Work out the number of lines with "JSON" in them. Reply with that number and no other words.

═════ Recorded information ═════

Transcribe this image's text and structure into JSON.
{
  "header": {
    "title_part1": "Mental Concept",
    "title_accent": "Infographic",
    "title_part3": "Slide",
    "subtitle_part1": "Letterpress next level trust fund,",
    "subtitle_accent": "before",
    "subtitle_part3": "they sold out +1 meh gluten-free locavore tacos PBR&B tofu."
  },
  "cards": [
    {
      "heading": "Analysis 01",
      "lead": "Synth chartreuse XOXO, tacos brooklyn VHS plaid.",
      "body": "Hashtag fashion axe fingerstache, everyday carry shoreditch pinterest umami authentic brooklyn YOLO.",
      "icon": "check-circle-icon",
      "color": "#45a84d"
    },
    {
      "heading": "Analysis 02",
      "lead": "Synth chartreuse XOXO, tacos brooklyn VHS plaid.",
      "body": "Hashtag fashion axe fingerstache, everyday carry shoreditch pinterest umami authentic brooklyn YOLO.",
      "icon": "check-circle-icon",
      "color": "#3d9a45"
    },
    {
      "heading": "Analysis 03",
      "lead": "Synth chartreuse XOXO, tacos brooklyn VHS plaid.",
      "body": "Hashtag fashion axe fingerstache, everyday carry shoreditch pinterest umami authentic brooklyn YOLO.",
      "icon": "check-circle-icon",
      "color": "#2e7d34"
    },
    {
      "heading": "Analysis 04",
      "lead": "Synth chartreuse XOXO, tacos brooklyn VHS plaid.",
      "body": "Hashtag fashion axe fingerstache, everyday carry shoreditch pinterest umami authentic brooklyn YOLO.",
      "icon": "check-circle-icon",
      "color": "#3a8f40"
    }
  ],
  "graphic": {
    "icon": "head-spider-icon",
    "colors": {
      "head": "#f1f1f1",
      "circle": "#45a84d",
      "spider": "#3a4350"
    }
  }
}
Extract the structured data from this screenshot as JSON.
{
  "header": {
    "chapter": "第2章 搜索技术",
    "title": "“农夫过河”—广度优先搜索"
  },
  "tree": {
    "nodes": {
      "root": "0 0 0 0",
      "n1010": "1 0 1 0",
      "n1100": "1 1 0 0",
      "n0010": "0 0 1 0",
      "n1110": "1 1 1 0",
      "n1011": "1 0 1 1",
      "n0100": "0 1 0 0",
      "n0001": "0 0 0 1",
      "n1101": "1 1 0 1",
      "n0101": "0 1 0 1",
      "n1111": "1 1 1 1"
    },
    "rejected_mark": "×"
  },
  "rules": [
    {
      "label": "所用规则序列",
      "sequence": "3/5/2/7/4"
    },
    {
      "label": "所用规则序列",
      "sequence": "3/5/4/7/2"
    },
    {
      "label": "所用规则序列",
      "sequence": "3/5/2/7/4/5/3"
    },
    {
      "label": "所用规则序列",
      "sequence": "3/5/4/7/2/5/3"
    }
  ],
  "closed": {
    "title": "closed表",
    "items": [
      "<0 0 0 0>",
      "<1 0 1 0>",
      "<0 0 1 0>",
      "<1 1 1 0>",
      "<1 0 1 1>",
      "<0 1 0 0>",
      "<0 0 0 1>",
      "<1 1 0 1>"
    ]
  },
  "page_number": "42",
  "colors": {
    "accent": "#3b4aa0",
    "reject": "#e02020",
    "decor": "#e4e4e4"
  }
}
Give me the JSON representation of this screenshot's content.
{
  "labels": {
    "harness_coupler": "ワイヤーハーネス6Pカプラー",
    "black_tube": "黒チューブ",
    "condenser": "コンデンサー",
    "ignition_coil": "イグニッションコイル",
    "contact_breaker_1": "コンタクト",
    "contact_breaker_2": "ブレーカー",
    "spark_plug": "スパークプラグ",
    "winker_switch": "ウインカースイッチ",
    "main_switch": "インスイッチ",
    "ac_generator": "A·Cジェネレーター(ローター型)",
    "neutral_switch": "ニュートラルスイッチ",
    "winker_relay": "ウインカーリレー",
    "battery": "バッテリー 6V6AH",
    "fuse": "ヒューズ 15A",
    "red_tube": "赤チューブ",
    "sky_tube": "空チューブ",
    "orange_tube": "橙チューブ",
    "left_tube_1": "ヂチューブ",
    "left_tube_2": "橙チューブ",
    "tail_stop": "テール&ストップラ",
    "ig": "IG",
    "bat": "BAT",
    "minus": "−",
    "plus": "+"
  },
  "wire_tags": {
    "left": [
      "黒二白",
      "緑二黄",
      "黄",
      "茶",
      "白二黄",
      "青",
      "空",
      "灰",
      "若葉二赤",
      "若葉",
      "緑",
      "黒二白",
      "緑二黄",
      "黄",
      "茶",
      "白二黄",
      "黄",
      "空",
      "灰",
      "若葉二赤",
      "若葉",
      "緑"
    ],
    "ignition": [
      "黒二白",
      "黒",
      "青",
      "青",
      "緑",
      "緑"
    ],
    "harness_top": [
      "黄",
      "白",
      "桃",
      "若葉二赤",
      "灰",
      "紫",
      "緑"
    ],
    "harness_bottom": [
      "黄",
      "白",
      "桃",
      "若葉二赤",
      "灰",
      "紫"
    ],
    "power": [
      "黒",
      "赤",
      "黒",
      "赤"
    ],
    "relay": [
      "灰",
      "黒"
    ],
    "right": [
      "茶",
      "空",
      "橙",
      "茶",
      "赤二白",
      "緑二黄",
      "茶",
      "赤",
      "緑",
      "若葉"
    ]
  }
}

═════

_Response_: 3